== Your instructions ==
The records should be written out in full, with nothing altered.

[Saved data entries]
* Start *
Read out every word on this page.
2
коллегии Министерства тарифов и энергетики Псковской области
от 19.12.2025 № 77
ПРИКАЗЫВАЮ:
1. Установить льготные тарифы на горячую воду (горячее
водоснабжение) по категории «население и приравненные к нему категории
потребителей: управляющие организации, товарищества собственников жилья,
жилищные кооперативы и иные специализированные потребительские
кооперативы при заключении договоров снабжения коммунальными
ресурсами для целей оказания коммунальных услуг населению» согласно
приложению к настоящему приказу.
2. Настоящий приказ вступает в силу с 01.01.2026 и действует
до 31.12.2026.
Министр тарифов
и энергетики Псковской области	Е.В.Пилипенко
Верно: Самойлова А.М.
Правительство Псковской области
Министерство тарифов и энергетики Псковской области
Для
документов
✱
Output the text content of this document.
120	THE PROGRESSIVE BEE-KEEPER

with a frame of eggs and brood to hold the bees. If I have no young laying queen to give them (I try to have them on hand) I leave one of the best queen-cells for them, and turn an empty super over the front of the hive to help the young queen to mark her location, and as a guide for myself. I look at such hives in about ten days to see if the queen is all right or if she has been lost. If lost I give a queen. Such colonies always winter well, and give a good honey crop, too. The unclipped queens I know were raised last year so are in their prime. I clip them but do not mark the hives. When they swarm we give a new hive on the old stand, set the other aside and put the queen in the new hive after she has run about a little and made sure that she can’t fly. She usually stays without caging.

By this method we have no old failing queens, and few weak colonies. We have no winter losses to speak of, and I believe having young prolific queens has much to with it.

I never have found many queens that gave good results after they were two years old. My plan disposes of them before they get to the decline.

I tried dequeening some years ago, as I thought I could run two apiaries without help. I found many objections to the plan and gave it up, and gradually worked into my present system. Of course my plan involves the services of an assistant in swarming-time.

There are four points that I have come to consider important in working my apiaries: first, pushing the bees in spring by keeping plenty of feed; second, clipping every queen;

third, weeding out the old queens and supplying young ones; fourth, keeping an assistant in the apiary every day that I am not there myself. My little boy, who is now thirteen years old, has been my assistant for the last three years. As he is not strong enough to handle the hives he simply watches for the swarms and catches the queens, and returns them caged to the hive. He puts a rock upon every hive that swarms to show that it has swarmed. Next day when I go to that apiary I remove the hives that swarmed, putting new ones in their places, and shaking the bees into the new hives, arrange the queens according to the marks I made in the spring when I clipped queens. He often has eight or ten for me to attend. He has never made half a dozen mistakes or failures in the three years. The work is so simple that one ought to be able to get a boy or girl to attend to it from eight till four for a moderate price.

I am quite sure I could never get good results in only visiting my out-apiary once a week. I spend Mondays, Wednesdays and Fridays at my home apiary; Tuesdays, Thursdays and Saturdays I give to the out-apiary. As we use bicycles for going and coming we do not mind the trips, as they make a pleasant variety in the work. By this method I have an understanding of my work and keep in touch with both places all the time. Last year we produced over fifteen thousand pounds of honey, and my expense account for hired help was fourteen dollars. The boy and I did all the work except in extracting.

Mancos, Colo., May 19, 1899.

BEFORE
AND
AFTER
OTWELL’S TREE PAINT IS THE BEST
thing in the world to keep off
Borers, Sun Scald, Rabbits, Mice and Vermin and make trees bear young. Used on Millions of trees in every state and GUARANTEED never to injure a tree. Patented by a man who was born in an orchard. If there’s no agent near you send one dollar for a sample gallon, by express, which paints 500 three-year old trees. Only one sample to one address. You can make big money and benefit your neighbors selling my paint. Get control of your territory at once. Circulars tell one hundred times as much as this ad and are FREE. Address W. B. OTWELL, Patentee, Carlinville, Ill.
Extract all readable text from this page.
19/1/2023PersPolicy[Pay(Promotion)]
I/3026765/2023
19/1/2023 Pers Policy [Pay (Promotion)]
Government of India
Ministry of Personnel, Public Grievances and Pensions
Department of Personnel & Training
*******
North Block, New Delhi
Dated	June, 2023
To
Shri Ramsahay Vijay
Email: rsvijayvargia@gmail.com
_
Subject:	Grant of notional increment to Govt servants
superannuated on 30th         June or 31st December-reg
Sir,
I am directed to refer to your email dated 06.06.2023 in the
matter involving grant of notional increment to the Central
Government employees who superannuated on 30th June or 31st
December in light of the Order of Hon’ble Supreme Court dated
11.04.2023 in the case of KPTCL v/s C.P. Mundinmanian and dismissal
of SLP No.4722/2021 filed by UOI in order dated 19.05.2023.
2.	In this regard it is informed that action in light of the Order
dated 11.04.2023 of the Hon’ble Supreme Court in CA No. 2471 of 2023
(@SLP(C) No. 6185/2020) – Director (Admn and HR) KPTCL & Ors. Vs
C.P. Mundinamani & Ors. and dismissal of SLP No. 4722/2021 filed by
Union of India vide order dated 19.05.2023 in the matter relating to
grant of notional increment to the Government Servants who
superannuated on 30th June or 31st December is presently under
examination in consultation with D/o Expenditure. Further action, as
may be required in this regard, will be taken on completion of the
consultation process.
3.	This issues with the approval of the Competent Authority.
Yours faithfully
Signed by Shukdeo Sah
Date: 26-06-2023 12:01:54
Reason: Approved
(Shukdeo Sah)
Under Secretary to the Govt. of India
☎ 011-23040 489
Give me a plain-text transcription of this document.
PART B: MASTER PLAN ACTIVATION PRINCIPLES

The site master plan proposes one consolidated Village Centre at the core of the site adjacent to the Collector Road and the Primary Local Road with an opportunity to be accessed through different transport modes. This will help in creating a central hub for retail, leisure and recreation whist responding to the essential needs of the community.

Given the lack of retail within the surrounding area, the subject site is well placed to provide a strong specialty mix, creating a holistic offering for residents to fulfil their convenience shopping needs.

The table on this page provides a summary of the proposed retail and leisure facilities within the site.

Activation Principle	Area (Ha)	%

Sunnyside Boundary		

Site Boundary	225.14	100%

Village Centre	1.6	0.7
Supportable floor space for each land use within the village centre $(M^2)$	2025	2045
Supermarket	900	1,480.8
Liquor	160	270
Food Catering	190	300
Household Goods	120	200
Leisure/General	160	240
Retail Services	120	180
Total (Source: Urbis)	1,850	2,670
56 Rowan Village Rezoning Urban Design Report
* End *
== Response to this exercise ==
Read out every word on this page.
2
коллегии Министерства тарифов и энергетики Псковской области
от 19.12.2025 № 77
ПРИКАЗЫВАЮ:
1. Установить льготные тарифы на горячую воду (горячее
водоснабжение) по категории «население и приравненные к нему категории
потребителей: управляющие организации, товарищества собственников жилья,
жилищные кооперативы и иные специализированные потребительские
кооперативы при заключении договоров снабжения коммунальными
ресурсами для целей оказания коммунальных услуг населению» согласно
приложению к настоящему приказу.
2. Настоящий приказ вступает в силу с 01.01.2026 и действует
до 31.12.2026.
Министр тарифов
и энергетики Псковской области	Е.В.Пилипенко
Верно: Самойлова А.М.
Правительство Псковской области
Министерство тарифов и энергетики Псковской области
Для
документов
✱
Output the text content of this document.
120	THE PROGRESSIVE BEE-KEEPER

with a frame of eggs and brood to hold the bees. If I have no young laying queen to give them (I try to have them on hand) I leave one of the best queen-cells for them, and turn an empty super over the front of the hive to help the young queen to mark her location, and as a guide for myself. I look at such hives in about ten days to see if the queen is all right or if she has been lost. If lost I give a queen. Such colonies always winter well, and give a good honey crop, too. The unclipped queens I know were raised last year so are in their prime. I clip them but do not mark the hives. When they swarm we give a new hive on the old stand, set the other aside and put the queen in the new hive after she has run about a little and made sure that she can’t fly. She usually stays without caging.

By this method we have no old failing queens, and few weak colonies. We have no winter losses to speak of, and I believe having young prolific queens has much to with it.

I never have found many queens that gave good results after they were two years old. My plan disposes of them before they get to the decline.

I tried dequeening some years ago, as I thought I could run two apiaries without help. I found many objections to the plan and gave it up, and gradually worked into my present system. Of course my plan involves the services of an assistant in swarming-time.

There are four points that I have come to consider important in working my apiaries: first, pushing the bees in spring by keeping plenty of feed; second, clipping every queen;

third, weeding out the old queens and supplying young ones; fourth, keeping an assistant in the apiary every day that I am not there myself. My little boy, who is now thirteen years old, has been my assistant for the last three years. As he is not strong enough to handle the hives he simply watches for the swarms and catches the queens, and returns them caged to the hive. He puts a rock upon every hive that swarms to show that it has swarmed. Next day when I go to that apiary I remove the hives that swarmed, putting new ones in their places, and shaking the bees into the new hives, arrange the queens according to the marks I made in the spring when I clipped queens. He often has eight or ten for me to attend. He has never made half a dozen mistakes or failures in the three years. The work is so simple that one ought to be able to get a boy or girl to attend to it from eight till four for a moderate price.

I am quite sure I could never get good results in only visiting my out-apiary once a week. I spend Mondays, Wednesdays and Fridays at my home apiary; Tuesdays, Thursdays and Saturdays I give to the out-apiary. As we use bicycles for going and coming we do not mind the trips, as they make a pleasant variety in the work. By this method I have an understanding of my work and keep in touch with both places all the time. Last year we produced over fifteen thousand pounds of honey, and my expense account for hired help was fourteen dollars. The boy and I did all the work except in extracting.

Mancos, Colo., May 19, 1899.

BEFORE
AND
AFTER
OTWELL’S TREE PAINT IS THE BEST
thing in the world to keep off
Borers, Sun Scald, Rabbits, Mice and Vermin and make trees bear young. Used on Millions of trees in every state and GUARANTEED never to injure a tree. Patented by a man who was born in an orchard. If there’s no agent near you send one dollar for a sample gallon, by express, which paints 500 three-year old trees. Only one sample to one address. You can make big money and benefit your neighbors selling my paint. Get control of your territory at once. Circulars tell one hundred times as much as this ad and are FREE. Address W. B. OTWELL, Patentee, Carlinville, Ill.
Extract all readable text from this page.
19/1/2023PersPolicy[Pay(Promotion)]
I/3026765/2023
19/1/2023 Pers Policy [Pay (Promotion)]
Government of India
Ministry of Personnel, Public Grievances and Pensions
Department of Personnel & Training
*******
North Block, New Delhi
Dated	June, 2023
To
Shri Ramsahay Vijay
Email: rsvijayvargia@gmail.com
_
Subject:	Grant of notional increment to Govt servants
superannuated on 30th         June or 31st December-reg
Sir,
I am directed to refer to your email dated 06.06.2023 in the
matter involving grant of notional increment to the Central
Government employees who superannuated on 30th June or 31st
December in light of the Order of Hon’ble Supreme Court dated
11.04.2023 in the case of KPTCL v/s C.P. Mundinmanian and dismissal
of SLP No.4722/2021 filed by UOI in order dated 19.05.2023.
2.	In this regard it is informed that action in light of the Order
dated 11.04.2023 of the Hon’ble Supreme Court in CA No. 2471 of 2023
(@SLP(C) No. 6185/2020) – Director (Admn and HR) KPTCL & Ors. Vs
C.P. Mundinamani & Ors. and dismissal of SLP No. 4722/2021 filed by
Union of India vide order dated 19.05.2023 in the matter relating to
grant of notional increment to the Government Servants who
superannuated on 30th June or 31st December is presently under
examination in consultation with D/o Expenditure. Further action, as
may be required in this regard, will be taken on completion of the
consultation process.
3.	This issues with the approval of the Competent Authority.
Yours faithfully
Signed by Shukdeo Sah
Date: 26-06-2023 12:01:54
Reason: Approved
(Shukdeo Sah)
Under Secretary to the Govt. of India
☎ 011-23040 489
Give me a plain-text transcription of this document.
PART B: MASTER PLAN ACTIVATION PRINCIPLES

The site master plan proposes one consolidated Village Centre at the core of the site adjacent to the Collector Road and the Primary Local Road with an opportunity to be accessed through different transport modes. This will help in creating a central hub for retail, leisure and recreation whist responding to the essential needs of the community.

Given the lack of retail within the surrounding area, the subject site is well placed to provide a strong specialty mix, creating a holistic offering for residents to fulfil their convenience shopping needs.

The table on this page provides a summary of the proposed retail and leisure facilities within the site.

Activation Principle	Area (Ha)	%

Sunnyside Boundary		

Site Boundary	225.14	100%

Village Centre	1.6	0.7
Supportable floor space for each land use within the village centre $(M^2)$	2025	2045
Supermarket	900	1,480.8
Liquor	160	270
Food Catering	190	300
Household Goods	120	200
Leisure/General	160	240
Retail Services	120	180
Total (Source: Urbis)	1,850	2,670
56 Rowan Village Rezoning Urban Design Report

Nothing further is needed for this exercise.